--- Start ---

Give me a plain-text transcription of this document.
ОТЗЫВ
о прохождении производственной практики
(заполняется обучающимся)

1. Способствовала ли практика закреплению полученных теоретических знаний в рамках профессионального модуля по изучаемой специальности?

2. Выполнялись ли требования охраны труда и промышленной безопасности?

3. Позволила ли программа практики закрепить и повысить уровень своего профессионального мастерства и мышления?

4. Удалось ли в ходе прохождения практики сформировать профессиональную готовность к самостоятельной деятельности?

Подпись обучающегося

--- End ---

▶ WHAT THE TASK REQUIRES: Retype the whole listing, matching it exactly.

▶ THE RESULT:
Give me a plain-text transcription of this document.
ОТЗЫВ
о прохождении производственной практики
(заполняется обучающимся)

1. Способствовала ли практика закреплению полученных теоретических знаний в рамках профессионального модуля по изучаемой специальности?

2. Выполнялись ли требования охраны труда и промышленной безопасности?

3. Позволила ли программа практики закрепить и повысить уровень своего профессионального мастерства и мышления?

4. Удалось ли в ходе прохождения практики сформировать профессиональную готовность к самостоятельной деятельности?

Подпись обучающегося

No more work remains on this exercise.